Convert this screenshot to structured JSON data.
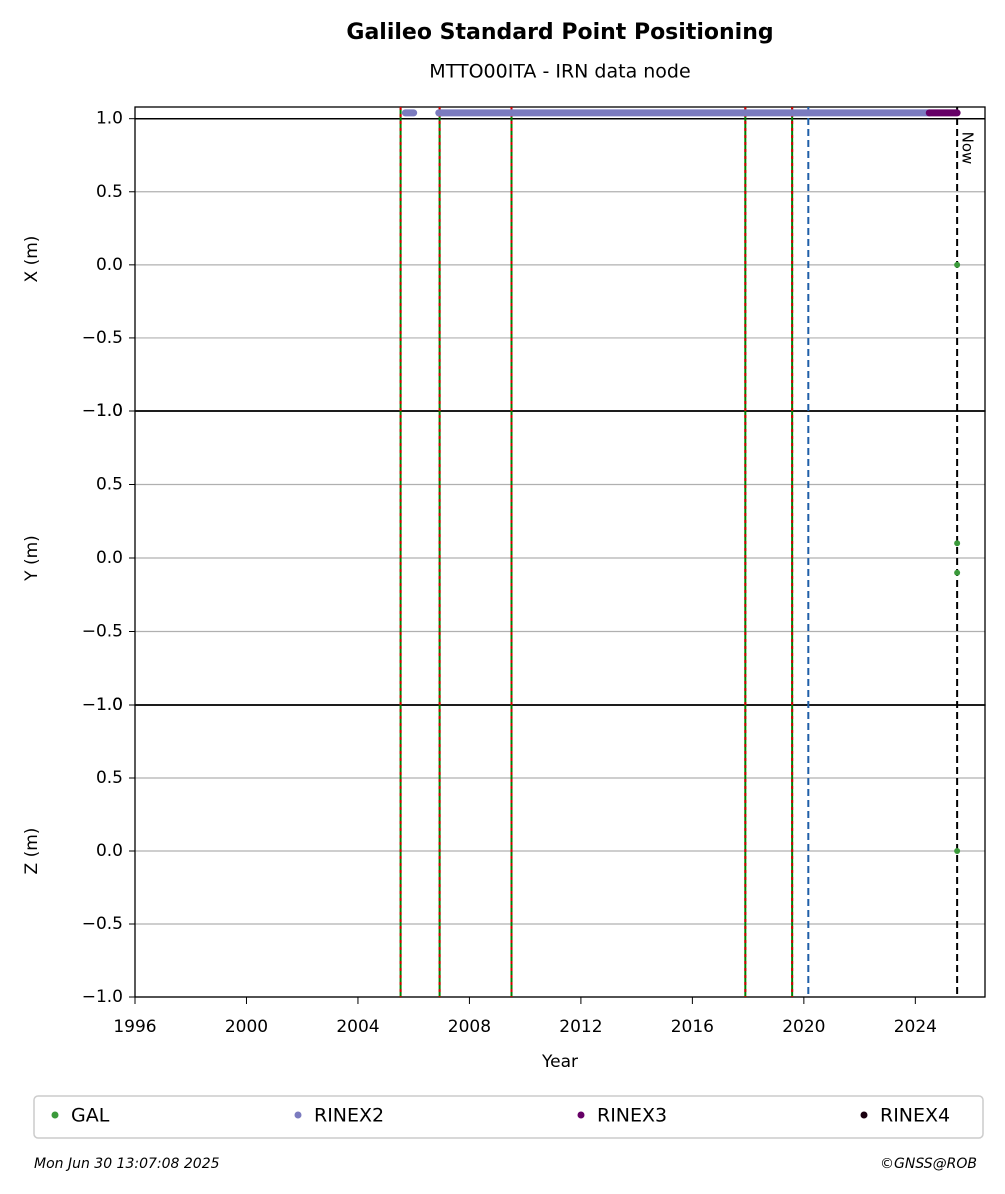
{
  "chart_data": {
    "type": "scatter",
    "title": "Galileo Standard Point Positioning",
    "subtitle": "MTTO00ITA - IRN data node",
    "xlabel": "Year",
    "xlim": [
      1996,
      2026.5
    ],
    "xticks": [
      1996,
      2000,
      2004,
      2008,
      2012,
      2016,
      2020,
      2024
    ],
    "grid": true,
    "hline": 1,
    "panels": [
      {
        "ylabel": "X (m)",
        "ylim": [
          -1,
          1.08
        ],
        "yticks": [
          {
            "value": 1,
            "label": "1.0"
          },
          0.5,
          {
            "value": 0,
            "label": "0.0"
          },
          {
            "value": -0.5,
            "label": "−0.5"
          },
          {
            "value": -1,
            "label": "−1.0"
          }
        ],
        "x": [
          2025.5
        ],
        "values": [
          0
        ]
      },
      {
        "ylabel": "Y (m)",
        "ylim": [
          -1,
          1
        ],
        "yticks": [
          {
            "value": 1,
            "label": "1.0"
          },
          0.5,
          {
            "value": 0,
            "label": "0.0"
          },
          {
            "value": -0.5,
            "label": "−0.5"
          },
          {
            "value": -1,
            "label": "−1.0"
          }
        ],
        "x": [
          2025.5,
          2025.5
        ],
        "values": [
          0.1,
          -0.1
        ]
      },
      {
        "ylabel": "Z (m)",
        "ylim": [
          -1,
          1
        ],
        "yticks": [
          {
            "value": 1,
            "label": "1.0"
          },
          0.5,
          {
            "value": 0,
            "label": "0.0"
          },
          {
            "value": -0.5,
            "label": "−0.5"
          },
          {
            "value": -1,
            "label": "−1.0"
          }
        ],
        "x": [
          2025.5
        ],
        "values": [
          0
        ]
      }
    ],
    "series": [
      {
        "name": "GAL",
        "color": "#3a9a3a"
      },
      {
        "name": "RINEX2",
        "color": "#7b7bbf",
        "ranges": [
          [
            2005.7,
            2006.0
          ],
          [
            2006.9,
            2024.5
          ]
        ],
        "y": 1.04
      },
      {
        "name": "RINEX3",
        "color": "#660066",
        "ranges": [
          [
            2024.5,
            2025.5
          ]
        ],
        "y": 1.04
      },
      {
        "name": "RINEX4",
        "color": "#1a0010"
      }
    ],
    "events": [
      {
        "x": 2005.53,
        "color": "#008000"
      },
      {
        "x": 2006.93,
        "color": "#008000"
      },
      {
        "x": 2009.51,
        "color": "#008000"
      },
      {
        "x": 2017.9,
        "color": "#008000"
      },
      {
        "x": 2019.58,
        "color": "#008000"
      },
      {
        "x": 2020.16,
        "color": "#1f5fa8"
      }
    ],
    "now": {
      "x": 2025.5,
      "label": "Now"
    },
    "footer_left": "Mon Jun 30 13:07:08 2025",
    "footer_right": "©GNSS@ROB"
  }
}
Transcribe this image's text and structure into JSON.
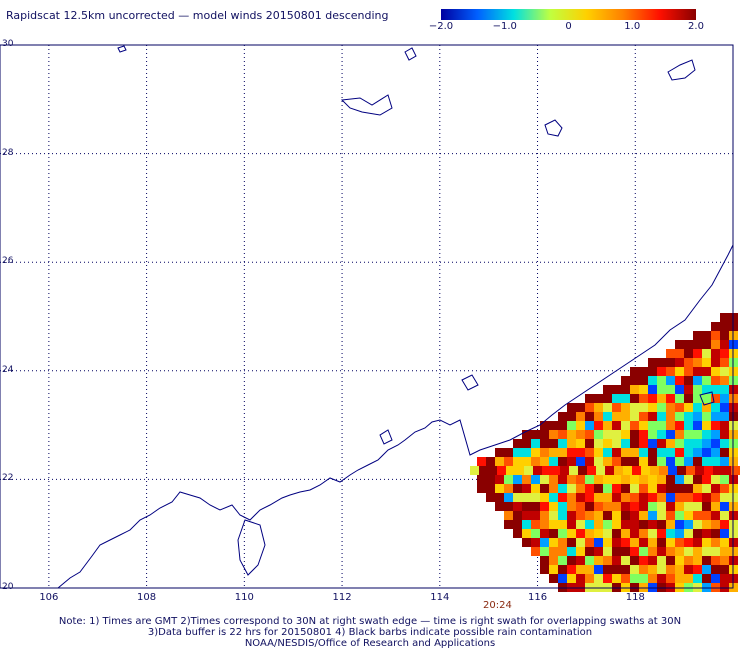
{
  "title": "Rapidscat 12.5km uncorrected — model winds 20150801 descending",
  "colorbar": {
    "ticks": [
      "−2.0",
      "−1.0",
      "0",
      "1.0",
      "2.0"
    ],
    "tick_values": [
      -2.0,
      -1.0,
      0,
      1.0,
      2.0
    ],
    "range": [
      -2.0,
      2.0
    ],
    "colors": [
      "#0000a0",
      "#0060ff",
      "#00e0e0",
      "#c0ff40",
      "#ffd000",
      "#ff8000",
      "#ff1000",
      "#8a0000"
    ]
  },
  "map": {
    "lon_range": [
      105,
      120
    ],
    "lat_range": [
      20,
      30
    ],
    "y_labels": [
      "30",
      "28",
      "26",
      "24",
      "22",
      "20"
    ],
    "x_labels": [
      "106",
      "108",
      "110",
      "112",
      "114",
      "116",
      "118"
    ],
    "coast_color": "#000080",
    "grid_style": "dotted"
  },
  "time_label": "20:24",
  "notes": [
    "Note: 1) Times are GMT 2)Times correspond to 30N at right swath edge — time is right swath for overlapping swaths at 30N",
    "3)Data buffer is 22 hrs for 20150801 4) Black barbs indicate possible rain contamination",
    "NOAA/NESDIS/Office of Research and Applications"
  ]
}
════════════════════
• **To do**
Word for word, quote the lines above. Omit the pictures.

• **Response**
Convert this screenshot to structured JSON data.
{
  "chart_data": {
    "type": "scatter",
    "title": "Galileo Standard Point Positioning",
    "subtitle": "MTTO00ITA - IRN data node",
    "xlabel": "Year",
    "xlim": [
      1996,
      2026.5
    ],
    "xticks": [
      1996,
      2000,
      2004,
      2008,
      2012,
      2016,
      2020,
      2024
    ],
    "grid": true,
    "hline": 1,
    "panels": [
      {
        "ylabel": "X (m)",
        "ylim": [
          -1,
          1.08
        ],
        "yticks": [
          {
            "value": 1,
            "label": "1.0"
          },
          0.5,
          {
            "value": 0,
            "label": "0.0"
          },
          {
            "value": -0.5,
            "label": "−0.5"
          },
          {
            "value": -1,
            "label": "−1.0"
          }
        ],
        "x": [
          2025.5
        ],
        "values": [
          0
        ]
      },
      {
        "ylabel": "Y (m)",
        "ylim": [
          -1,
          1
        ],
        "yticks": [
          {
            "value": 1,
            "label": "1.0"
          },
          0.5,
          {
            "value": 0,
            "label": "0.0"
          },
          {
            "value": -0.5,
            "label": "−0.5"
          },
          {
            "value": -1,
            "label": "−1.0"
          }
        ],
        "x": [
          2025.5,
          2025.5
        ],
        "values": [
          0.1,
          -0.1
        ]
      },
      {
        "ylabel": "Z (m)",
        "ylim": [
          -1,
          1
        ],
        "yticks": [
          {
            "value": 1,
            "label": "1.0"
          },
          0.5,
          {
            "value": 0,
            "label": "0.0"
          },
          {
            "value": -0.5,
            "label": "−0.5"
          },
          {
            "value": -1,
            "label": "−1.0"
          }
        ],
        "x": [
          2025.5
        ],
        "values": [
          0
        ]
      }
    ],
    "series": [
      {
        "name": "GAL",
        "color": "#3a9a3a"
      },
      {
        "name": "RINEX2",
        "color": "#7b7bbf",
        "ranges": [
          [
            2005.7,
            2006.0
          ],
          [
            2006.9,
            2024.5
          ]
        ],
        "y": 1.04
      },
      {
        "name": "RINEX3",
        "color": "#660066",
        "ranges": [
          [
            2024.5,
            2025.5
          ]
        ],
        "y": 1.04
      },
      {
        "name": "RINEX4",
        "color": "#1a0010"
      }
    ],
    "events": [
      {
        "x": 2005.53,
        "color": "#008000"
      },
      {
        "x": 2006.93,
        "color": "#008000"
      },
      {
        "x": 2009.51,
        "color": "#008000"
      },
      {
        "x": 2017.9,
        "color": "#008000"
      },
      {
        "x": 2019.58,
        "color": "#008000"
      },
      {
        "x": 2020.16,
        "color": "#1f5fa8"
      }
    ],
    "now": {
      "x": 2025.5,
      "label": "Now"
    },
    "footer_left": "Mon Jun 30 13:07:08 2025",
    "footer_right": "©GNSS@ROB"
  }
}
Transcribe this image's text and structure into JSON.
{
  "title": "Rapidscat 12.5km uncorrected — model winds 20150801 descending",
  "colorbar": {
    "ticks": [
      "−2.0",
      "−1.0",
      "0",
      "1.0",
      "2.0"
    ],
    "tick_values": [
      -2.0,
      -1.0,
      0,
      1.0,
      2.0
    ],
    "range": [
      -2.0,
      2.0
    ],
    "colors": [
      "#0000a0",
      "#0060ff",
      "#00e0e0",
      "#c0ff40",
      "#ffd000",
      "#ff8000",
      "#ff1000",
      "#8a0000"
    ]
  },
  "map": {
    "lon_range": [
      105,
      120
    ],
    "lat_range": [
      20,
      30
    ],
    "y_labels": [
      "30",
      "28",
      "26",
      "24",
      "22",
      "20"
    ],
    "x_labels": [
      "106",
      "108",
      "110",
      "112",
      "114",
      "116",
      "118"
    ],
    "coast_color": "#000080",
    "grid_style": "dotted"
  },
  "time_label": "20:24",
  "notes": [
    "Note: 1) Times are GMT 2)Times correspond to 30N at right swath edge — time is right swath for overlapping swaths at 30N",
    "3)Data buffer is 22 hrs for 20150801 4) Black barbs indicate possible rain contamination",
    "NOAA/NESDIS/Office of Research and Applications"
  ]
}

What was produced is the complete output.